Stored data
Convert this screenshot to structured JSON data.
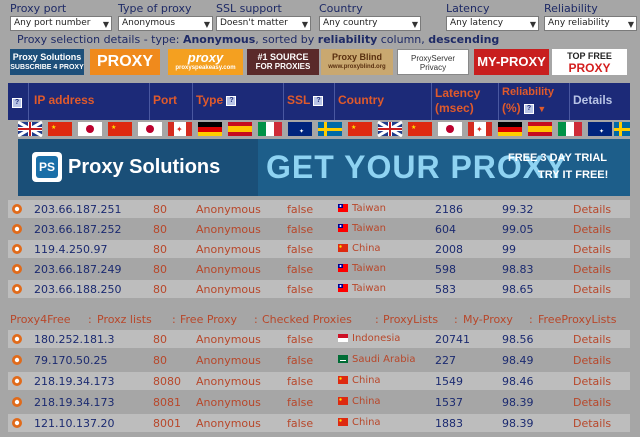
{
  "filters": [
    {
      "label": "Proxy port",
      "value": "Any port number"
    },
    {
      "label": "Type of proxy",
      "value": "Anonymous"
    },
    {
      "label": "SSL support",
      "value": "Doesn't matter"
    },
    {
      "label": "Country",
      "value": "Any country"
    },
    {
      "label": "Latency",
      "value": "Any latency"
    },
    {
      "label": "Reliability",
      "value": "Any reliability"
    }
  ],
  "selection": {
    "prefix": "Proxy selection details - type: ",
    "type": "Anonymous",
    "mid": ", sorted by ",
    "sortcol": "reliability",
    "mid2": " column, ",
    "order": "descending"
  },
  "banners": [
    {
      "name": "banner-proxy-solutions-small",
      "line1": "Proxy Solutions",
      "line2": "SUBSCRIBE 4 PROXY",
      "bg": "#1d4f7a",
      "fg": "#ffffff"
    },
    {
      "name": "banner-proxy-orange",
      "line1": "PROXY",
      "line2": "",
      "bg": "#f08a1c",
      "fg": "#ffffff"
    },
    {
      "name": "banner-proxy-italic",
      "line1": "proxy",
      "line2": "proxyspeakeasy.com",
      "bg": "#f4a020",
      "fg": "#ffffff"
    },
    {
      "name": "banner-1-source",
      "line1": "#1 SOURCE",
      "line2": "FOR PROXIES",
      "bg": "#5a2a2a",
      "fg": "#ffffff"
    },
    {
      "name": "banner-proxy-blind",
      "line1": "Proxy Blind",
      "line2": "www.proxyblind.org",
      "bg": "#c9a870",
      "fg": "#5a3010"
    },
    {
      "name": "banner-proxyserver-privacy",
      "line1": "ProxyServer",
      "line2": "Privacy",
      "bg": "#ffffff",
      "fg": "#333333"
    },
    {
      "name": "banner-my-proxy",
      "line1": "MY-PROXY",
      "line2": "",
      "bg": "#c81e1e",
      "fg": "#ffffff"
    },
    {
      "name": "banner-top-free-proxy",
      "line1": "TOP FREE",
      "line2": "PROXY",
      "bg": "#ffffff",
      "fg": "#d41e1e"
    }
  ],
  "columns": {
    "ip": "IP address",
    "port": "Port",
    "type": "Type",
    "ssl": "SSL",
    "country": "Country",
    "latency1": "Latency",
    "latency2": "(msec)",
    "rel1": "Reliability",
    "rel2": "(%)",
    "details": "Details"
  },
  "big_banner": {
    "brand": "Proxy Solutions",
    "headline": "GET YOUR PROXY",
    "promo1": "FREE 3 DAY TRIAL",
    "promo2": "TRY IT FREE!"
  },
  "rows": [
    {
      "ip": "203.66.187.251",
      "port": "80",
      "type": "Anonymous",
      "ssl": "false",
      "country": "Taiwan",
      "flag": "tw",
      "latency": "2186",
      "reliability": "99.32",
      "details": "Details"
    },
    {
      "ip": "203.66.187.252",
      "port": "80",
      "type": "Anonymous",
      "ssl": "false",
      "country": "Taiwan",
      "flag": "tw",
      "latency": "604",
      "reliability": "99.05",
      "details": "Details"
    },
    {
      "ip": "119.4.250.97",
      "port": "80",
      "type": "Anonymous",
      "ssl": "false",
      "country": "China",
      "flag": "cn",
      "latency": "2008",
      "reliability": "99",
      "details": "Details"
    },
    {
      "ip": "203.66.187.249",
      "port": "80",
      "type": "Anonymous",
      "ssl": "false",
      "country": "Taiwan",
      "flag": "tw",
      "latency": "598",
      "reliability": "98.83",
      "details": "Details"
    },
    {
      "ip": "203.66.188.250",
      "port": "80",
      "type": "Anonymous",
      "ssl": "false",
      "country": "Taiwan",
      "flag": "tw",
      "latency": "583",
      "reliability": "98.65",
      "details": "Details"
    },
    {
      "ip": "180.252.181.3",
      "port": "80",
      "type": "Anonymous",
      "ssl": "false",
      "country": "Indonesia",
      "flag": "id",
      "latency": "20741",
      "reliability": "98.56",
      "details": "Details"
    },
    {
      "ip": "79.170.50.25",
      "port": "80",
      "type": "Anonymous",
      "ssl": "false",
      "country": "Saudi Arabia",
      "flag": "sa",
      "latency": "227",
      "reliability": "98.49",
      "details": "Details"
    },
    {
      "ip": "218.19.34.173",
      "port": "8080",
      "type": "Anonymous",
      "ssl": "false",
      "country": "China",
      "flag": "cn",
      "latency": "1549",
      "reliability": "98.46",
      "details": "Details"
    },
    {
      "ip": "218.19.34.173",
      "port": "8081",
      "type": "Anonymous",
      "ssl": "false",
      "country": "China",
      "flag": "cn",
      "latency": "1537",
      "reliability": "98.39",
      "details": "Details"
    },
    {
      "ip": "121.10.137.20",
      "port": "8001",
      "type": "Anonymous",
      "ssl": "false",
      "country": "China",
      "flag": "cn",
      "latency": "1883",
      "reliability": "98.39",
      "details": "Details"
    }
  ],
  "links": [
    "Proxy4Free",
    "Proxz lists",
    "Free Proxy",
    "Checked Proxies",
    "ProxyLists",
    "My-Proxy",
    "FreeProxyLists"
  ],
  "link_separator": ":",
  "colors": {
    "header_bg": "#1c2a78",
    "header_text": "#e05a2b",
    "row_light": "#bdbdbd",
    "page_bg": "#a6a6a6"
  }
}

**What the exercise asks**
Can you restate all the records above word for word while dropping the pictures?

**Task output**
Convert this screenshot to structured JSON data.
{
  "filters": [
    {
      "label": "Proxy port",
      "value": "Any port number"
    },
    {
      "label": "Type of proxy",
      "value": "Anonymous"
    },
    {
      "label": "SSL support",
      "value": "Doesn't matter"
    },
    {
      "label": "Country",
      "value": "Any country"
    },
    {
      "label": "Latency",
      "value": "Any latency"
    },
    {
      "label": "Reliability",
      "value": "Any reliability"
    }
  ],
  "selection": {
    "prefix": "Proxy selection details - type: ",
    "type": "Anonymous",
    "mid": ", sorted by ",
    "sortcol": "reliability",
    "mid2": " column, ",
    "order": "descending"
  },
  "banners": [
    {
      "name": "banner-proxy-solutions-small",
      "line1": "Proxy Solutions",
      "line2": "SUBSCRIBE 4 PROXY",
      "bg": "#1d4f7a",
      "fg": "#ffffff"
    },
    {
      "name": "banner-proxy-orange",
      "line1": "PROXY",
      "line2": "",
      "bg": "#f08a1c",
      "fg": "#ffffff"
    },
    {
      "name": "banner-proxy-italic",
      "line1": "proxy",
      "line2": "proxyspeakeasy.com",
      "bg": "#f4a020",
      "fg": "#ffffff"
    },
    {
      "name": "banner-1-source",
      "line1": "#1 SOURCE",
      "line2": "FOR PROXIES",
      "bg": "#5a2a2a",
      "fg": "#ffffff"
    },
    {
      "name": "banner-proxy-blind",
      "line1": "Proxy Blind",
      "line2": "www.proxyblind.org",
      "bg": "#c9a870",
      "fg": "#5a3010"
    },
    {
      "name": "banner-proxyserver-privacy",
      "line1": "ProxyServer",
      "line2": "Privacy",
      "bg": "#ffffff",
      "fg": "#333333"
    },
    {
      "name": "banner-my-proxy",
      "line1": "MY-PROXY",
      "line2": "",
      "bg": "#c81e1e",
      "fg": "#ffffff"
    },
    {
      "name": "banner-top-free-proxy",
      "line1": "TOP FREE",
      "line2": "PROXY",
      "bg": "#ffffff",
      "fg": "#d41e1e"
    }
  ],
  "columns": {
    "ip": "IP address",
    "port": "Port",
    "type": "Type",
    "ssl": "SSL",
    "country": "Country",
    "latency1": "Latency",
    "latency2": "(msec)",
    "rel1": "Reliability",
    "rel2": "(%)",
    "details": "Details"
  },
  "big_banner": {
    "brand": "Proxy Solutions",
    "headline": "GET YOUR PROXY",
    "promo1": "FREE 3 DAY TRIAL",
    "promo2": "TRY IT FREE!"
  },
  "rows": [
    {
      "ip": "203.66.187.251",
      "port": "80",
      "type": "Anonymous",
      "ssl": "false",
      "country": "Taiwan",
      "flag": "tw",
      "latency": "2186",
      "reliability": "99.32",
      "details": "Details"
    },
    {
      "ip": "203.66.187.252",
      "port": "80",
      "type": "Anonymous",
      "ssl": "false",
      "country": "Taiwan",
      "flag": "tw",
      "latency": "604",
      "reliability": "99.05",
      "details": "Details"
    },
    {
      "ip": "119.4.250.97",
      "port": "80",
      "type": "Anonymous",
      "ssl": "false",
      "country": "China",
      "flag": "cn",
      "latency": "2008",
      "reliability": "99",
      "details": "Details"
    },
    {
      "ip": "203.66.187.249",
      "port": "80",
      "type": "Anonymous",
      "ssl": "false",
      "country": "Taiwan",
      "flag": "tw",
      "latency": "598",
      "reliability": "98.83",
      "details": "Details"
    },
    {
      "ip": "203.66.188.250",
      "port": "80",
      "type": "Anonymous",
      "ssl": "false",
      "country": "Taiwan",
      "flag": "tw",
      "latency": "583",
      "reliability": "98.65",
      "details": "Details"
    },
    {
      "ip": "180.252.181.3",
      "port": "80",
      "type": "Anonymous",
      "ssl": "false",
      "country": "Indonesia",
      "flag": "id",
      "latency": "20741",
      "reliability": "98.56",
      "details": "Details"
    },
    {
      "ip": "79.170.50.25",
      "port": "80",
      "type": "Anonymous",
      "ssl": "false",
      "country": "Saudi Arabia",
      "flag": "sa",
      "latency": "227",
      "reliability": "98.49",
      "details": "Details"
    },
    {
      "ip": "218.19.34.173",
      "port": "8080",
      "type": "Anonymous",
      "ssl": "false",
      "country": "China",
      "flag": "cn",
      "latency": "1549",
      "reliability": "98.46",
      "details": "Details"
    },
    {
      "ip": "218.19.34.173",
      "port": "8081",
      "type": "Anonymous",
      "ssl": "false",
      "country": "China",
      "flag": "cn",
      "latency": "1537",
      "reliability": "98.39",
      "details": "Details"
    },
    {
      "ip": "121.10.137.20",
      "port": "8001",
      "type": "Anonymous",
      "ssl": "false",
      "country": "China",
      "flag": "cn",
      "latency": "1883",
      "reliability": "98.39",
      "details": "Details"
    }
  ],
  "links": [
    "Proxy4Free",
    "Proxz lists",
    "Free Proxy",
    "Checked Proxies",
    "ProxyLists",
    "My-Proxy",
    "FreeProxyLists"
  ],
  "link_separator": ":",
  "colors": {
    "header_bg": "#1c2a78",
    "header_text": "#e05a2b",
    "row_light": "#bdbdbd",
    "page_bg": "#a6a6a6"
  }
}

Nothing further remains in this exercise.